Stored dataset items:
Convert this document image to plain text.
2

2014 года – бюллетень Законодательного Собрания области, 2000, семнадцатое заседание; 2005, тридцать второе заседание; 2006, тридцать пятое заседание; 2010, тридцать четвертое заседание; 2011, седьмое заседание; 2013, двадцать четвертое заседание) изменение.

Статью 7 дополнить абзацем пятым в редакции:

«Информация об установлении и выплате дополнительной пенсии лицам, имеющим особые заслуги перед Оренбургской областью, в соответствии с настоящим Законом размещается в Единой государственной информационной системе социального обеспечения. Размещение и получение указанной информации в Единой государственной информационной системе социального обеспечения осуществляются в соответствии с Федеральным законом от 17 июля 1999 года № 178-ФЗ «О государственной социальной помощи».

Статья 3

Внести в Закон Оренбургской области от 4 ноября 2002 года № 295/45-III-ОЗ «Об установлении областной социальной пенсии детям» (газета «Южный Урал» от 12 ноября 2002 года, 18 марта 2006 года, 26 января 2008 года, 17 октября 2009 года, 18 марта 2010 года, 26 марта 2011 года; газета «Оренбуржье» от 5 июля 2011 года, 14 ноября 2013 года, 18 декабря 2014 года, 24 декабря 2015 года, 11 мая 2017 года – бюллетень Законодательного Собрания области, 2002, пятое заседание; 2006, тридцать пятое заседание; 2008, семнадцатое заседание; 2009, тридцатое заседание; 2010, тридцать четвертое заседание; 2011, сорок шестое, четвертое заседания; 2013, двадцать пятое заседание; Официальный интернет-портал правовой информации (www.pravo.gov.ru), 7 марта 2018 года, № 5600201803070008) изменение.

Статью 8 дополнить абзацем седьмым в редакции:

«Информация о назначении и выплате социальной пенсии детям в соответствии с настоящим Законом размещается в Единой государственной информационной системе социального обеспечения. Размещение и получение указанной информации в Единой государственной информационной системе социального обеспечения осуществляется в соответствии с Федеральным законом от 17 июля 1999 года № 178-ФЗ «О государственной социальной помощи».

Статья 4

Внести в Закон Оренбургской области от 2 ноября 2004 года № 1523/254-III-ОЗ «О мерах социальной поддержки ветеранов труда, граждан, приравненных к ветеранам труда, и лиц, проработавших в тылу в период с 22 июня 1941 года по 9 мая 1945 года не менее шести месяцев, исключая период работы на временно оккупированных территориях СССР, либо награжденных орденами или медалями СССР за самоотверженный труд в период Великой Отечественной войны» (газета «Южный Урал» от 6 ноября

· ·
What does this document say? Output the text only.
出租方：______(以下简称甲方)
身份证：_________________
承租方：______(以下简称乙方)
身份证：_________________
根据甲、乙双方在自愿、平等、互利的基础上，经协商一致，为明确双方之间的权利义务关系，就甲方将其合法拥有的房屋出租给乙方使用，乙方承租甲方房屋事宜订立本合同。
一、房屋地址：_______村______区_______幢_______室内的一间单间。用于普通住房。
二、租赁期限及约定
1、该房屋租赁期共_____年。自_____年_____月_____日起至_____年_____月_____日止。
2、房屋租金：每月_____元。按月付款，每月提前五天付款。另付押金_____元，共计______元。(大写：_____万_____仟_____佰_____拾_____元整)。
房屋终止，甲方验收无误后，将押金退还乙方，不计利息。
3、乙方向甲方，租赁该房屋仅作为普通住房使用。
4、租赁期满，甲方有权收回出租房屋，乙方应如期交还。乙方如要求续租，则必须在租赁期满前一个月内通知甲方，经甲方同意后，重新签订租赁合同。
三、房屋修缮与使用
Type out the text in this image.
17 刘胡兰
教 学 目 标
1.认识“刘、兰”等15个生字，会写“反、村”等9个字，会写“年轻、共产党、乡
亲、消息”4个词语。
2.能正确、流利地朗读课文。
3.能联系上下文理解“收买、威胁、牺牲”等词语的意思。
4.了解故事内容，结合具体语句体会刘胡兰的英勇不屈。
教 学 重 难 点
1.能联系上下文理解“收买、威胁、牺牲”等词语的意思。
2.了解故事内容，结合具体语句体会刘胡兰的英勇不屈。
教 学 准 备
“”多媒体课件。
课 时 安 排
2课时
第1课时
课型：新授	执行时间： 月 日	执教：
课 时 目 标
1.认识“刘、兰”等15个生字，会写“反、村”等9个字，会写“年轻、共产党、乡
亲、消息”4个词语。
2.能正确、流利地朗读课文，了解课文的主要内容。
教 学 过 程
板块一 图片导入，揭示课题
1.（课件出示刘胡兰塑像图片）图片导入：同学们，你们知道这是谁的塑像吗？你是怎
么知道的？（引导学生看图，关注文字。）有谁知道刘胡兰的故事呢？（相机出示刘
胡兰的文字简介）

WRITTEN EXERCISE: Each record above should be restated word for word.

REPLY:
Convert this document image to plain text.
2

2014 года – бюллетень Законодательного Собрания области, 2000, семнадцатое заседание; 2005, тридцать второе заседание; 2006, тридцать пятое заседание; 2010, тридцать четвертое заседание; 2011, седьмое заседание; 2013, двадцать четвертое заседание) изменение.

Статью 7 дополнить абзацем пятым в редакции:

«Информация об установлении и выплате дополнительной пенсии лицам, имеющим особые заслуги перед Оренбургской областью, в соответствии с настоящим Законом размещается в Единой государственной информационной системе социального обеспечения. Размещение и получение указанной информации в Единой государственной информационной системе социального обеспечения осуществляются в соответствии с Федеральным законом от 17 июля 1999 года № 178-ФЗ «О государственной социальной помощи».

Статья 3

Внести в Закон Оренбургской области от 4 ноября 2002 года № 295/45-III-ОЗ «Об установлении областной социальной пенсии детям» (газета «Южный Урал» от 12 ноября 2002 года, 18 марта 2006 года, 26 января 2008 года, 17 октября 2009 года, 18 марта 2010 года, 26 марта 2011 года; газета «Оренбуржье» от 5 июля 2011 года, 14 ноября 2013 года, 18 декабря 2014 года, 24 декабря 2015 года, 11 мая 2017 года – бюллетень Законодательного Собрания области, 2002, пятое заседание; 2006, тридцать пятое заседание; 2008, семнадцатое заседание; 2009, тридцатое заседание; 2010, тридцать четвертое заседание; 2011, сорок шестое, четвертое заседания; 2013, двадцать пятое заседание; Официальный интернет-портал правовой информации (www.pravo.gov.ru), 7 марта 2018 года, № 5600201803070008) изменение.

Статью 8 дополнить абзацем седьмым в редакции:

«Информация о назначении и выплате социальной пенсии детям в соответствии с настоящим Законом размещается в Единой государственной информационной системе социального обеспечения. Размещение и получение указанной информации в Единой государственной информационной системе социального обеспечения осуществляется в соответствии с Федеральным законом от 17 июля 1999 года № 178-ФЗ «О государственной социальной помощи».

Статья 4

Внести в Закон Оренбургской области от 2 ноября 2004 года № 1523/254-III-ОЗ «О мерах социальной поддержки ветеранов труда, граждан, приравненных к ветеранам труда, и лиц, проработавших в тылу в период с 22 июня 1941 года по 9 мая 1945 года не менее шести месяцев, исключая период работы на временно оккупированных территориях СССР, либо награжденных орденами или медалями СССР за самоотверженный труд в период Великой Отечественной войны» (газета «Южный Урал» от 6 ноября

· ·
What does this document say? Output the text only.
出租方：______(以下简称甲方)
身份证：_________________
承租方：______(以下简称乙方)
身份证：_________________
根据甲、乙双方在自愿、平等、互利的基础上，经协商一致，为明确双方之间的权利义务关系，就甲方将其合法拥有的房屋出租给乙方使用，乙方承租甲方房屋事宜订立本合同。
一、房屋地址：_______村______区_______幢_______室内的一间单间。用于普通住房。
二、租赁期限及约定
1、该房屋租赁期共_____年。自_____年_____月_____日起至_____年_____月_____日止。
2、房屋租金：每月_____元。按月付款，每月提前五天付款。另付押金_____元，共计______元。(大写：_____万_____仟_____佰_____拾_____元整)。
房屋终止，甲方验收无误后，将押金退还乙方，不计利息。
3、乙方向甲方，租赁该房屋仅作为普通住房使用。
4、租赁期满，甲方有权收回出租房屋，乙方应如期交还。乙方如要求续租，则必须在租赁期满前一个月内通知甲方，经甲方同意后，重新签订租赁合同。
三、房屋修缮与使用
Type out the text in this image.
17 刘胡兰
教 学 目 标
1.认识“刘、兰”等15个生字，会写“反、村”等9个字，会写“年轻、共产党、乡
亲、消息”4个词语。
2.能正确、流利地朗读课文。
3.能联系上下文理解“收买、威胁、牺牲”等词语的意思。
4.了解故事内容，结合具体语句体会刘胡兰的英勇不屈。
教 学 重 难 点
1.能联系上下文理解“收买、威胁、牺牲”等词语的意思。
2.了解故事内容，结合具体语句体会刘胡兰的英勇不屈。
教 学 准 备
“”多媒体课件。
课 时 安 排
2课时
第1课时
课型：新授	执行时间： 月 日	执教：
课 时 目 标
1.认识“刘、兰”等15个生字，会写“反、村”等9个字，会写“年轻、共产党、乡
亲、消息”4个词语。
2.能正确、流利地朗读课文，了解课文的主要内容。
教 学 过 程
板块一 图片导入，揭示课题
1.（课件出示刘胡兰塑像图片）图片导入：同学们，你们知道这是谁的塑像吗？你是怎
么知道的？（引导学生看图，关注文字。）有谁知道刘胡兰的故事呢？（相机出示刘
胡兰的文字简介）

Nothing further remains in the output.